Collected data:

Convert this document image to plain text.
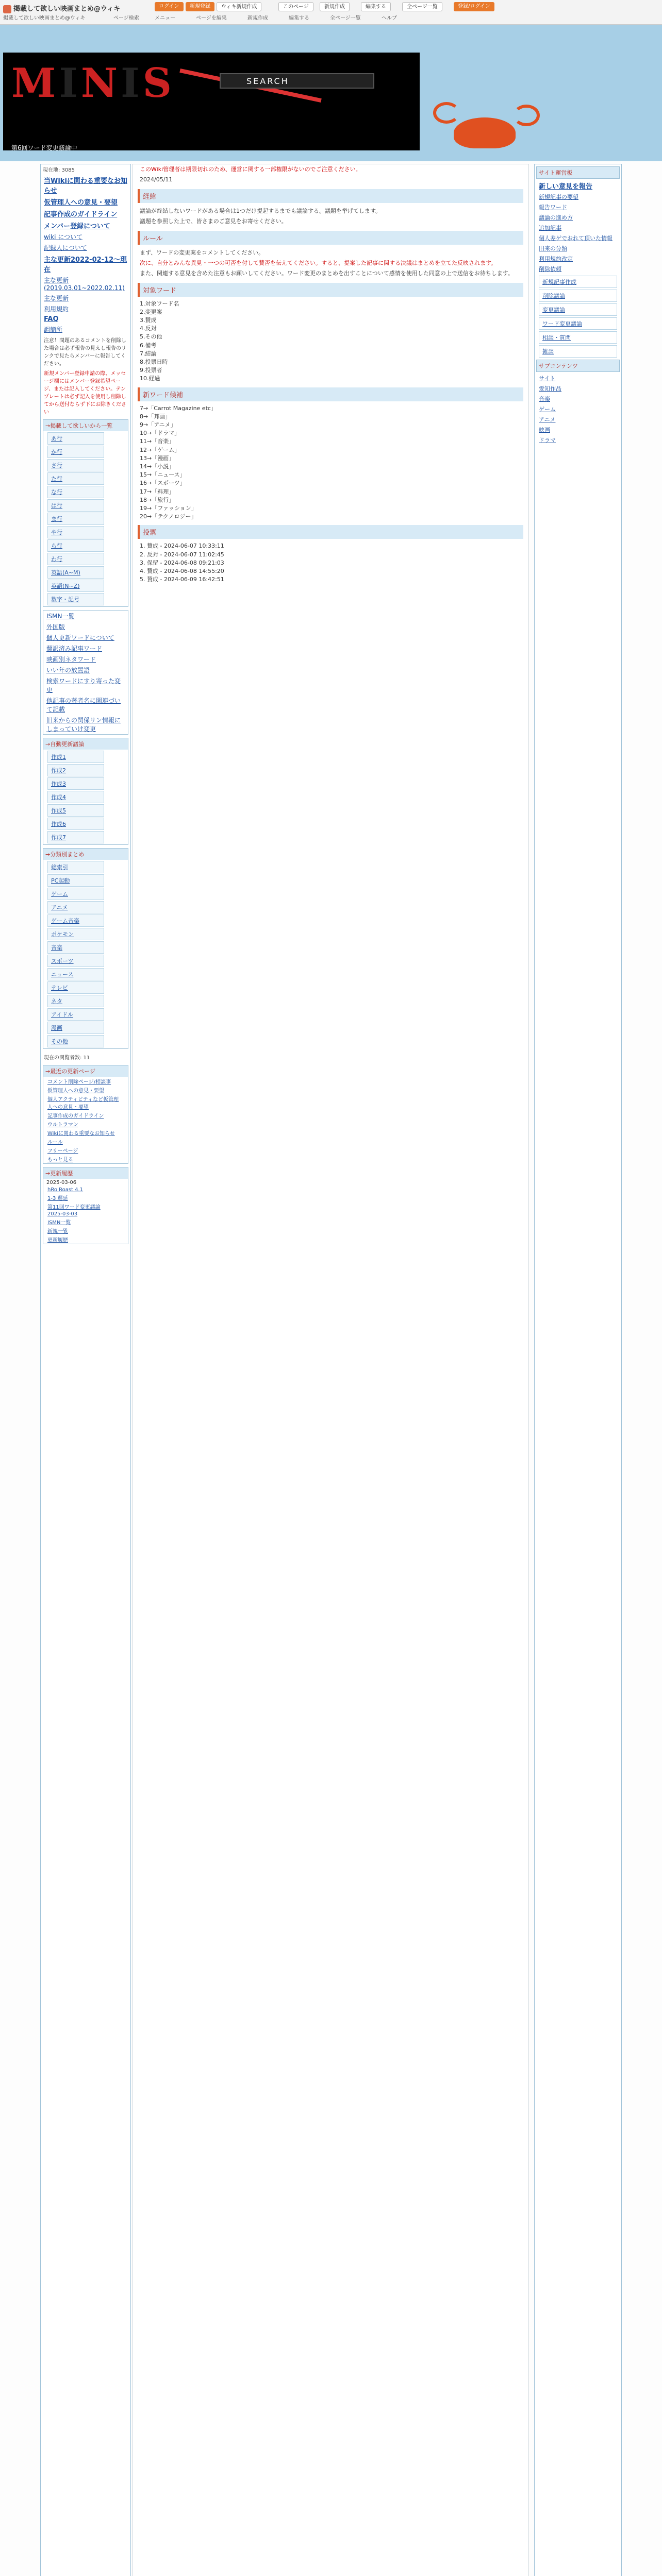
掲載して欲しい映画まとめ@ウィキ	ログイン	新規登録	ウィキ新規作成	このページ	新規作成	編集する	全ページ一覧	登録/ログイン
掲載して欲しい映画まとめ@ウィキ	ページ検索	メニュー	ページを編集	新規作成	編集する	全ページ一覧	ヘルプ
MINIS	SEARCH
第6回ワード変更議論中
現在地: 3085
当Wikiに関わる重要なお知らせ
仮管理人への意見・要望
記事作成のガイドライン
メンバー登録について
wiki について
記録人について
主な更新2022-02-12～現在
主な更新(2019.03.01~2022.02.11)
主な更新
利用規約
FAQ
調簡所
注意！問題のあるコメントを削除した場合は必ず報告の見えし報告のリンクで見たらメンバーに報告してください。
新規メンバー登録申請の際、メッセージ欄にはメンバー登録希望ページ、または記入してください。テンプレートは必ず記入を使用し削除してから送付ならず下にお除きください
→掲載して欲しいから一覧
あ行
か行
さ行
た行
な行
は行
ま行
や行
ら行
わ行
英語(A~M)
英語(N~Z)
数字・記号
ISMN一覧
外国版
個人更新ワードについて
翻訳済み記事ワード
映画別ネタワード
いい年の放置語
検索ワードにすり寄った変更
他記事の著者名に関連づいて記載
旧来からの関係リン情報にしまっていけ変更
→自動更新議論
作成1
作成2
作成3
作成4
作成5
作成6
作成7
→分類別まとめ
総索引
PC起動
ゲーム
アニメ
ゲーム音楽
ポケモン
音楽
スポーツ
ニュース
テレビ
ネタ
アイドル
漫画
その他
現在の閲覧者数: 11
→最近の更新ページ
コメント削除ページ/相談事
仮管理人への意見・要望
個人アクティビティなど仮管理人への意見・要望
記事作成のガイドライン
ウルトラマン
Wikiに関わる重要なお知らせ
ルール
フリーページ
もっと見る
→更新履歴
2025-03-06
hRo Roast 4.1
1-3 遅延
第11回ワード変更議論
2025-03-03
ISMN一覧
新規一覧
更新履歴
このWiki管理者は期限切れのため、運営に関する一部権限がないのでご注意ください。
2024/05/11
経緯
議論が終結しないワードがある場合は1つだけ提起するまでも議論する。議題を挙げてします。
議題を参照した上で、皆さまのご意見をお寄せください。
ルール
まず、ワードの変更案をコメントしてください。
次に、自分とみんな異見・一つの可否を付して賛否を伝えてください。すると、提案した記事に関する決議はまとめを立てた反映されます。
また、関連する意見を含めた注意もお願いしてください。ワード変更のまとめを出すことについて感情を使用した同意の上で送信をお待ちします。
対象ワード
1.対象ワード名
2.変更案
3.賛成
4.反対
5.その他
6.備考
7.結論
8.投票日時
9.投票者
10.経過
新ワード候補
7→「Carrot Magazine etc」
8→「邦画」
9→「アニメ」
10→「ドラマ」
11→「音楽」
12→「ゲーム」
13→「漫画」
14→「小説」
15→「ニュース」
16→「スポーツ」
17→「料理」
18→「旅行」
19→「ファッション」
20→「テクノロジー」
投票
1. 賛成 - 2024-06-07 10:33:11
2. 反対 - 2024-06-07 11:02:45
3. 保留 - 2024-06-08 09:21:03
4. 賛成 - 2024-06-08 14:55:20
5. 賛成 - 2024-06-09 16:42:51
サイト運営板
新しい意見を報告
新規記事の要望
報告ワード
議論の進め方
追加記事
個人差ゲでおれて頂いた情報
旧来の分類
利用規約改定
削除依頼
新規記事作成
削除議論
変更議論
ワード変更議論
相談・質問
雑談
サブコンテンツ
サイト
愛知作品
音楽
ゲーム
アニメ
映画
ドラマ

## Request:
Every record above should come back exactly, but without its pictures.

## Answer below:
Convert this document image to plain text.
掲載して欲しい映画まとめ@ウィキ	ログイン	新規登録	ウィキ新規作成	このページ	新規作成	編集する	全ページ一覧	登録/ログイン
掲載して欲しい映画まとめ@ウィキ	ページ検索	メニュー	ページを編集	新規作成	編集する	全ページ一覧	ヘルプ
MINIS	SEARCH
第6回ワード変更議論中
現在地: 3085
当Wikiに関わる重要なお知らせ
仮管理人への意見・要望
記事作成のガイドライン
メンバー登録について
wiki について
記録人について
主な更新2022-02-12～現在
主な更新(2019.03.01~2022.02.11)
主な更新
利用規約
FAQ
調簡所
注意！問題のあるコメントを削除した場合は必ず報告の見えし報告のリンクで見たらメンバーに報告してください。
新規メンバー登録申請の際、メッセージ欄にはメンバー登録希望ページ、または記入してください。テンプレートは必ず記入を使用し削除してから送付ならず下にお除きください
→掲載して欲しいから一覧
あ行
か行
さ行
た行
な行
は行
ま行
や行
ら行
わ行
英語(A~M)
英語(N~Z)
数字・記号
ISMN一覧
外国版
個人更新ワードについて
翻訳済み記事ワード
映画別ネタワード
いい年の放置語
検索ワードにすり寄った変更
他記事の著者名に関連づいて記載
旧来からの関係リン情報にしまっていけ変更
→自動更新議論
作成1
作成2
作成3
作成4
作成5
作成6
作成7
→分類別まとめ
総索引
PC起動
ゲーム
アニメ
ゲーム音楽
ポケモン
音楽
スポーツ
ニュース
テレビ
ネタ
アイドル
漫画
その他
現在の閲覧者数: 11
→最近の更新ページ
コメント削除ページ/相談事
仮管理人への意見・要望
個人アクティビティなど仮管理人への意見・要望
記事作成のガイドライン
ウルトラマン
Wikiに関わる重要なお知らせ
ルール
フリーページ
もっと見る
→更新履歴
2025-03-06
hRo Roast 4.1
1-3 遅延
第11回ワード変更議論
2025-03-03
ISMN一覧
新規一覧
更新履歴
このWiki管理者は期限切れのため、運営に関する一部権限がないのでご注意ください。
2024/05/11
経緯
議論が終結しないワードがある場合は1つだけ提起するまでも議論する。議題を挙げてします。
議題を参照した上で、皆さまのご意見をお寄せください。
ルール
まず、ワードの変更案をコメントしてください。
次に、自分とみんな異見・一つの可否を付して賛否を伝えてください。すると、提案した記事に関する決議はまとめを立てた反映されます。
また、関連する意見を含めた注意もお願いしてください。ワード変更のまとめを出すことについて感情を使用した同意の上で送信をお待ちします。
対象ワード
1.対象ワード名
2.変更案
3.賛成
4.反対
5.その他
6.備考
7.結論
8.投票日時
9.投票者
10.経過
新ワード候補
7→「Carrot Magazine etc」
8→「邦画」
9→「アニメ」
10→「ドラマ」
11→「音楽」
12→「ゲーム」
13→「漫画」
14→「小説」
15→「ニュース」
16→「スポーツ」
17→「料理」
18→「旅行」
19→「ファッション」
20→「テクノロジー」
投票
1. 賛成 - 2024-06-07 10:33:11
2. 反対 - 2024-06-07 11:02:45
3. 保留 - 2024-06-08 09:21:03
4. 賛成 - 2024-06-08 14:55:20
5. 賛成 - 2024-06-09 16:42:51
サイト運営板
新しい意見を報告
新規記事の要望
報告ワード
議論の進め方
追加記事
個人差ゲでおれて頂いた情報
旧来の分類
利用規約改定
削除依頼
新規記事作成
削除議論
変更議論
ワード変更議論
相談・質問
雑談
サブコンテンツ
サイト
愛知作品
音楽
ゲーム
アニメ
映画
ドラマ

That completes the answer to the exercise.